[Visual layout annotation data]
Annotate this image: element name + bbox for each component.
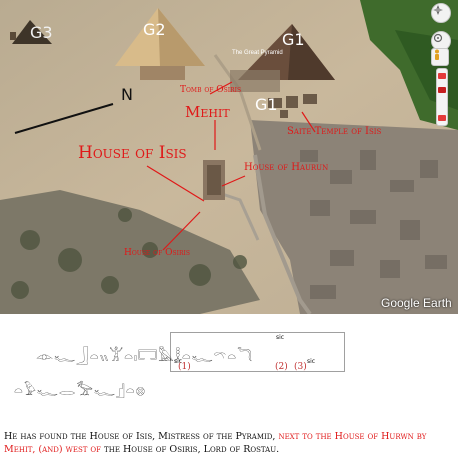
house-of-osiris-label: House of Osiris <box>124 248 190 258</box>
footnote-1: (1) <box>178 362 191 372</box>
footnote-2: (2) <box>275 362 288 372</box>
saite-temple-label: Saite Temple of Isis <box>287 126 382 137</box>
hieroglyph-panel: 𓁹𓆑𓃀𓏏𓏭𓀠𓏏𓏤𓉐𓅓𓎛𓏏𓆑𓍼𓏏𓆓 𓏏𓅱𓆑𓂋𓅡𓆑𓊨𓏏𓊖 sic sic sic (… <box>0 314 458 410</box>
zoom-slider[interactable] <box>436 68 448 126</box>
map-imagery <box>0 0 458 314</box>
google-earth-attribution: Google Earth <box>381 296 452 310</box>
translation-caption: He has found the House of Isis, Mistress… <box>4 430 456 456</box>
hieroglyph-line-1: 𓁹𓆑𓃀𓏏𓏭𓀠𓏏𓏤𓉐𓅓𓎛𓏏𓆑𓍼𓏏𓆓 <box>36 349 254 365</box>
zoom-handle[interactable] <box>438 87 446 93</box>
zoom-in-icon[interactable] <box>438 73 446 79</box>
great-pyramid-overlay: The Great Pyramid <box>232 50 283 56</box>
figure: G3 G2 G1 G1 The Great Pyramid N Tomb of … <box>0 0 458 465</box>
g1-label: G1 <box>282 30 305 49</box>
house-of-isis-label: House of Isis <box>78 143 187 163</box>
footnote-3: (3) <box>294 362 307 372</box>
g3-label: G3 <box>30 23 53 42</box>
sic-mark: sic <box>276 334 285 341</box>
north-label: N <box>121 85 133 104</box>
house-of-haurun-label: House of Haurun <box>244 162 329 173</box>
g1-small-label: G1 <box>255 95 278 114</box>
zoom-out-icon[interactable] <box>438 115 446 121</box>
hieroglyph-line-2: 𓏏𓅱𓆑𓂋𓅡𓆑𓊨𓏏𓊖 <box>14 383 147 399</box>
compass-icon[interactable] <box>431 3 451 23</box>
pegman-icon[interactable] <box>431 48 449 66</box>
caption-part-1: He has found the House of Isis, Mistress… <box>4 431 279 442</box>
sic-mark: sic <box>307 358 316 365</box>
tomb-of-osiris-label: Tomb of Osiris <box>180 85 242 95</box>
mehit-label: Mehit <box>185 103 230 121</box>
caption-part-3: the House of Osiris, Lord of Rostau. <box>101 444 280 455</box>
satellite-map[interactable]: G3 G2 G1 G1 The Great Pyramid N Tomb of … <box>0 0 458 314</box>
g2-label: G2 <box>143 20 166 39</box>
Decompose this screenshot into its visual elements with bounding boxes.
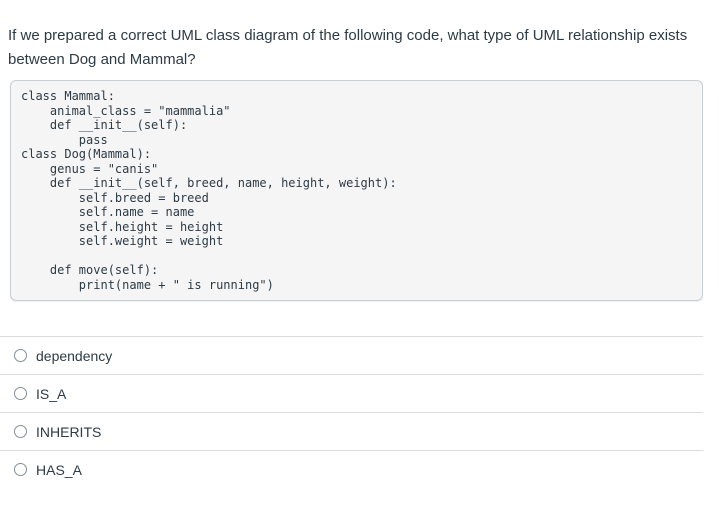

**Task goal**
Express the lines from the one containing "house-of-osiris-label: House of" to the one containing "saite-temple-label: Saite Temple" as a Markdown table with the columns Row and Content. Number each row and leave out any blank lines.

**Task answer**
| Row | Content |
|---|---|
| 1 | house-of-osiris-label: House of Osiris <box>124 248 190 258</box> |
| 2 | footnote-1: (1) <box>178 362 191 372</box> |
| 3 | footnote-2: (2) <box>275 362 288 372</box> |
| 4 | saite-temple-label: Saite Temple of Isis <box>287 126 382 137</box> |